April + May 2023 Media Roundup
sorry i'm late
Illustration: Interview with the Vampire (1994)
Hello friends!
The past couple months have been quite busy, so apologies for this super duper late roundup! I’ll be covering both April and May here, with June/July following later on in another double post
Some highlights:
In April I gave a lecture on horror and the internet for the Miskatonic Institute of Horror Studies, and it was so, so fun. If you’re interested in spooky academia I highly recommend keeping an eye on their programming: https://miskatonicinstitute.com/
I wrote about some beloved films over at Screen Slate
I chatted with the sci-fi film podcast They Came From Outer Space about Jonathan Glazer’s Under the Skin (2012)
If you’re reading this, thanks for coming along <3
FILMS
How to Blow Up A Pipeline (Daniel Goldhaber, 2023)
I’m still rather stunned that this movie (a) exists, and (b) got the release that it did. I know there’s been criticism of it from a couple leftist film critics, some of which I think is valid, some of which I think is ridiculous. All in all, it’s great that a movie that depicts such radical politics without equivocation saw a wide-ish release. Packaging the ideas in Malm’s original book in a wrapper of hot young actors and the conventions of a tense 70s political thriller is a-ok with me and makes for great propaganda. It’s an unapologetically ideological film that simultaneously doesn’t rest on idealism. Yes, the plot to blow up the pipeline succeeds (spoiler alert), but that doesn’t mean our heroes are off scott-free like Ocean’s Eleven. The closing montage takes us from terminal illness to surveillance; life keeps going and the individual consequences are coming. But as we see other people clad in all black on their way to sabotage yachts, it’s clear that other consequences are coming as well. Ultimately the key to How to Blow Up A Pipeline rests in the rupture that can happen in a single action, in a single day, in a single hour, that radiates outward in the socio-political fabric.

**Instructions for the task**: Echo the part of the media roundup that opens with the words containing "Hello friends!" and closes with "(Daniel Goldhaber, 2023)", keeping every word and mark as it stands. The items that follow play no part in what you need to do here.

**Information provided**:
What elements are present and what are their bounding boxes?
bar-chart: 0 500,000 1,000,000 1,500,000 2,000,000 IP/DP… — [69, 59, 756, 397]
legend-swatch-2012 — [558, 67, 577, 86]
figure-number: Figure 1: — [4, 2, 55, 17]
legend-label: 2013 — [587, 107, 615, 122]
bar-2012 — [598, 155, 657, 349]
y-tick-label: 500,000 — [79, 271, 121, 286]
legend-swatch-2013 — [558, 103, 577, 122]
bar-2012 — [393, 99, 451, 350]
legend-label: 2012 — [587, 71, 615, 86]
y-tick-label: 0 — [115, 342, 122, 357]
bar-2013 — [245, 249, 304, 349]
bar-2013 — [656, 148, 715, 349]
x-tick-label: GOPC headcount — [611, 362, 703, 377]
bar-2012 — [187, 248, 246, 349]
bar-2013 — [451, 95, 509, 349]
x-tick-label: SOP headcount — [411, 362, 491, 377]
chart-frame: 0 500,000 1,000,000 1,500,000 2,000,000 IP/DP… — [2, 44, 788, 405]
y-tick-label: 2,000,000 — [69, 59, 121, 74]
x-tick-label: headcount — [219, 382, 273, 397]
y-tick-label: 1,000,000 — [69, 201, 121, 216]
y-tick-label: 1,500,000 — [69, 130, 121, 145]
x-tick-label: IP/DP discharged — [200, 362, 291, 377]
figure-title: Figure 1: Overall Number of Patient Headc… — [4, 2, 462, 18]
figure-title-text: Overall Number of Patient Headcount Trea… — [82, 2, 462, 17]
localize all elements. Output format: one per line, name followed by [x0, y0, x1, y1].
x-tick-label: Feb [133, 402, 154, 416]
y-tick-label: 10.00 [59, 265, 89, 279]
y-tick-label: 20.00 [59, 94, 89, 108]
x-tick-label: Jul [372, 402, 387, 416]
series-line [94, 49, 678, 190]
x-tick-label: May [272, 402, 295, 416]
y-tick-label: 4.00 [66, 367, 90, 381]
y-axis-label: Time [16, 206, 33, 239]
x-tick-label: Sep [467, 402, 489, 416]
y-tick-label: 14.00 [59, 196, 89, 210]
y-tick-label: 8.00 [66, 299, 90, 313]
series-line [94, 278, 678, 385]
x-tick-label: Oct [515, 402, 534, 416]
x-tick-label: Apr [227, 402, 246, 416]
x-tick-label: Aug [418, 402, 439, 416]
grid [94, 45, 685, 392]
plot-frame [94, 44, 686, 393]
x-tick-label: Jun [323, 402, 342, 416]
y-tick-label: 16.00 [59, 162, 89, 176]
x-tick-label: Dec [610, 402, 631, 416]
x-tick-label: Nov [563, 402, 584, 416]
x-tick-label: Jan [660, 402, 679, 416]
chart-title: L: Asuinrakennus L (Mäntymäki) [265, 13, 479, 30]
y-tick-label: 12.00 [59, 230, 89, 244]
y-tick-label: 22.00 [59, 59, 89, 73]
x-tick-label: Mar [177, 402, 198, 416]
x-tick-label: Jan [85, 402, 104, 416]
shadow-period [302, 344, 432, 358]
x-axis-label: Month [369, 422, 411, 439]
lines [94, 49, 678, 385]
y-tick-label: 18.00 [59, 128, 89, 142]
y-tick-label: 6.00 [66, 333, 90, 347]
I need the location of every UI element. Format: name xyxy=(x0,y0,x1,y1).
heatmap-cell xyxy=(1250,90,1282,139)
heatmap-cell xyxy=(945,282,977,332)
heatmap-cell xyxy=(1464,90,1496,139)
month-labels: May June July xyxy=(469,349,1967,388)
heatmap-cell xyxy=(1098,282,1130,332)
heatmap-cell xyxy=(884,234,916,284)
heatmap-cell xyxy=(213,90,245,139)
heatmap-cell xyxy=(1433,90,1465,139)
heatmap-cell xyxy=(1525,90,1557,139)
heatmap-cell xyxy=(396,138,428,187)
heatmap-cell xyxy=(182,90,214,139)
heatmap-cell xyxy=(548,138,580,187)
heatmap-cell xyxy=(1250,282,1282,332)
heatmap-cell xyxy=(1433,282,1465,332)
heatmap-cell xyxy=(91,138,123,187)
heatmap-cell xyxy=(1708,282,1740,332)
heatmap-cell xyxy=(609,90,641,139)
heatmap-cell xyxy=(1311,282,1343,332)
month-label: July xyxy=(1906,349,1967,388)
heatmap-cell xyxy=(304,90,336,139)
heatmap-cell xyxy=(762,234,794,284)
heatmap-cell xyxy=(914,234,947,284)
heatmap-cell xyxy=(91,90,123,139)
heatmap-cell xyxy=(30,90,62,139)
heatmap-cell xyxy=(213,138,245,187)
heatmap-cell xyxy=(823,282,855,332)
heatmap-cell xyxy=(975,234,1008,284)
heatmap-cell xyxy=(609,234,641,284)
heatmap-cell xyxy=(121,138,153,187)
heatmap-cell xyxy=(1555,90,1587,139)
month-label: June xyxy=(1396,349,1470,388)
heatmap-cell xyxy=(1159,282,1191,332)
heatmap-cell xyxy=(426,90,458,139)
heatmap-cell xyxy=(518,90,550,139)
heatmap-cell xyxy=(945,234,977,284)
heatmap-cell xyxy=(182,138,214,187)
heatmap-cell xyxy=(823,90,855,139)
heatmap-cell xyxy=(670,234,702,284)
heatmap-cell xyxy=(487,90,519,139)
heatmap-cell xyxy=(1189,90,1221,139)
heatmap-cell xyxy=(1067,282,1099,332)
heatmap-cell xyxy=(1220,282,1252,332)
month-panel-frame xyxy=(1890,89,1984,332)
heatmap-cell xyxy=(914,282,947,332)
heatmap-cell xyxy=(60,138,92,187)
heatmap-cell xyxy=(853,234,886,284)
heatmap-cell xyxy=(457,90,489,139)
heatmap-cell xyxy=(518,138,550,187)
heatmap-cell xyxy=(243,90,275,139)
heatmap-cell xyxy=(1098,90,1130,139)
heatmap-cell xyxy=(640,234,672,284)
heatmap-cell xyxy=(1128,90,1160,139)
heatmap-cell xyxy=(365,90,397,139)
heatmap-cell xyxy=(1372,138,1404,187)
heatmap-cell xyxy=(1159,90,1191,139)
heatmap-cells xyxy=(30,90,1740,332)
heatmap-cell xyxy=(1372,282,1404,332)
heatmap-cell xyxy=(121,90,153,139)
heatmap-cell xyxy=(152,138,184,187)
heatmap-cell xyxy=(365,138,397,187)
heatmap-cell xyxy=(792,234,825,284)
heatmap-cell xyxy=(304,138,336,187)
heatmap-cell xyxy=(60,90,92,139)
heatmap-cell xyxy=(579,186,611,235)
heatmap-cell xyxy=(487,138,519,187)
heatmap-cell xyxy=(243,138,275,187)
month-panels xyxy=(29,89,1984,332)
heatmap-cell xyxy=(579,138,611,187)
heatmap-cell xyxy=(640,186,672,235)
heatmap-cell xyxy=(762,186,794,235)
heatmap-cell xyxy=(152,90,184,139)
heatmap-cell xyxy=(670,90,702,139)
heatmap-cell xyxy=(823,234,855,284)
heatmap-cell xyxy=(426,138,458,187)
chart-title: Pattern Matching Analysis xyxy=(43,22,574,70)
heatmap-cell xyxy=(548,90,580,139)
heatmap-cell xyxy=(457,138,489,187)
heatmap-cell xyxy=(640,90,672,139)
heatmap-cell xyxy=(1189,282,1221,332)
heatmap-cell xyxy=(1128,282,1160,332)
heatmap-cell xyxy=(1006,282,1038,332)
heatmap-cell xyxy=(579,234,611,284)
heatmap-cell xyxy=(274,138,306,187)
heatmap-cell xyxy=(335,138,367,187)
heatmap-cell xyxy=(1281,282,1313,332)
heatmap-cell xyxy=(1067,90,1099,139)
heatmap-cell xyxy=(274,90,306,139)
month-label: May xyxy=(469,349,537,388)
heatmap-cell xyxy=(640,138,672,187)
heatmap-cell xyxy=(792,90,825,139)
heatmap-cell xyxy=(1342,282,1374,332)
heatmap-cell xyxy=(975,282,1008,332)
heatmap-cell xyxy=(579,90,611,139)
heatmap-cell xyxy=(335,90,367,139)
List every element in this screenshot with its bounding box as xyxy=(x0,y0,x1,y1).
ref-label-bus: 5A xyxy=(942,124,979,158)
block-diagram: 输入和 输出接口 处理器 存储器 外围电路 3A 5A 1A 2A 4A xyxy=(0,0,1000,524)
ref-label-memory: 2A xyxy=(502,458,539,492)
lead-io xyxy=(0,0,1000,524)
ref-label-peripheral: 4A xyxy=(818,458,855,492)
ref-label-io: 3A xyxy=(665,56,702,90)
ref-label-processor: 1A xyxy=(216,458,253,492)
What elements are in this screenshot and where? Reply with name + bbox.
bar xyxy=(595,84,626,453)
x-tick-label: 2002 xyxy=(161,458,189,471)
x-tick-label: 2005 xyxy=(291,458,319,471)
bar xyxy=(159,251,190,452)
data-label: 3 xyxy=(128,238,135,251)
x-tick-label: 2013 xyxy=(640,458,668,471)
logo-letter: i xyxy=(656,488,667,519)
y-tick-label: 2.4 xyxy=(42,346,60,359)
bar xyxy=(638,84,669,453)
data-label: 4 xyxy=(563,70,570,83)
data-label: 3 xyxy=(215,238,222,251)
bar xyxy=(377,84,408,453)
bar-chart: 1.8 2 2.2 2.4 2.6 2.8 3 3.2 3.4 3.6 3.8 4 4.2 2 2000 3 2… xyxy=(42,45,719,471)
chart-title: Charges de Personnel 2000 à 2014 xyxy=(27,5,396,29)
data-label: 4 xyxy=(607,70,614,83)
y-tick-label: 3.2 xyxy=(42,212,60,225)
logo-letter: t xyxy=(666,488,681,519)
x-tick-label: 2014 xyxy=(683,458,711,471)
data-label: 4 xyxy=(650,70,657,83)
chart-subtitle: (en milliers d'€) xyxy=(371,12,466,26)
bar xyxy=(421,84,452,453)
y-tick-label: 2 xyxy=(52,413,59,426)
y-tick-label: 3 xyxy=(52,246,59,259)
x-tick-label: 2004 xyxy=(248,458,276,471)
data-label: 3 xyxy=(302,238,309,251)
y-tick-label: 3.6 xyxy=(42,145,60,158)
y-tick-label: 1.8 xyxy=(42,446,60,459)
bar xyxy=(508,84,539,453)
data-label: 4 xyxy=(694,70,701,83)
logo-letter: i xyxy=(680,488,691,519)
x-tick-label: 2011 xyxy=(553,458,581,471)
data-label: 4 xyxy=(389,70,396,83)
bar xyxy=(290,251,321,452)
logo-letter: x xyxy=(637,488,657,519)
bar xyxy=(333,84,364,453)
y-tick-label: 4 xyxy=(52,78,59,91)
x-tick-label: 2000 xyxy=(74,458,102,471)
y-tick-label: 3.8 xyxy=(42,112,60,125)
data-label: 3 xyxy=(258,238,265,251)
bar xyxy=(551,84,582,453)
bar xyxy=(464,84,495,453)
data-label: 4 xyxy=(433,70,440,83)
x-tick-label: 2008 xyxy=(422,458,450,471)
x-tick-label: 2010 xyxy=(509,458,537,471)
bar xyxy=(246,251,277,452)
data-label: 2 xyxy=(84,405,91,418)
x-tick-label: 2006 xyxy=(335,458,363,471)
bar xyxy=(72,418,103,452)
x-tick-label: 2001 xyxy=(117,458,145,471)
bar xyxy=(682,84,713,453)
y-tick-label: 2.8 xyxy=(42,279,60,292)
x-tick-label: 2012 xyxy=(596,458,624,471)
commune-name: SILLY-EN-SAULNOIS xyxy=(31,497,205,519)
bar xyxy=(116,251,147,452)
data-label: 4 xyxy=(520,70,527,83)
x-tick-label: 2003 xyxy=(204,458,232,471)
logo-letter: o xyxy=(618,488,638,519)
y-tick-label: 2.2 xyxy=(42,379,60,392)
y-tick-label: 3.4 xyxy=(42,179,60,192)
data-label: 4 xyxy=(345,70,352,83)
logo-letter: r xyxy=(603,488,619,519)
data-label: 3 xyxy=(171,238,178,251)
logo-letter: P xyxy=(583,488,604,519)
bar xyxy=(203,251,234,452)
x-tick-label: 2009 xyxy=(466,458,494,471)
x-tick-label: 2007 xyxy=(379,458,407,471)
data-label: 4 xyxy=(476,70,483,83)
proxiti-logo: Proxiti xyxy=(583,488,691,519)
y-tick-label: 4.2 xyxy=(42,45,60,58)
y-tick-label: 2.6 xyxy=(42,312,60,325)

**Answer in full**:
Hello friends!
The past couple months have been quite busy, so apologies for this super duper late roundup! I’ll be covering both April and May here, with June/July following later on in another double post
Some highlights:
In April I gave a lecture on horror and the internet for the Miskatonic Institute of Horror Studies, and it was so, so fun. If you’re interested in spooky academia I highly recommend keeping an eye on their programming: https://miskatonicinstitute.com/
I wrote about some beloved films over at Screen Slate
I chatted with the sci-fi film podcast They Came From Outer Space about Jonathan Glazer’s Under the Skin (2012)
If you’re reading this, thanks for coming along <3
FILMS
How to Blow Up A Pipeline (Daniel Goldhaber, 2023)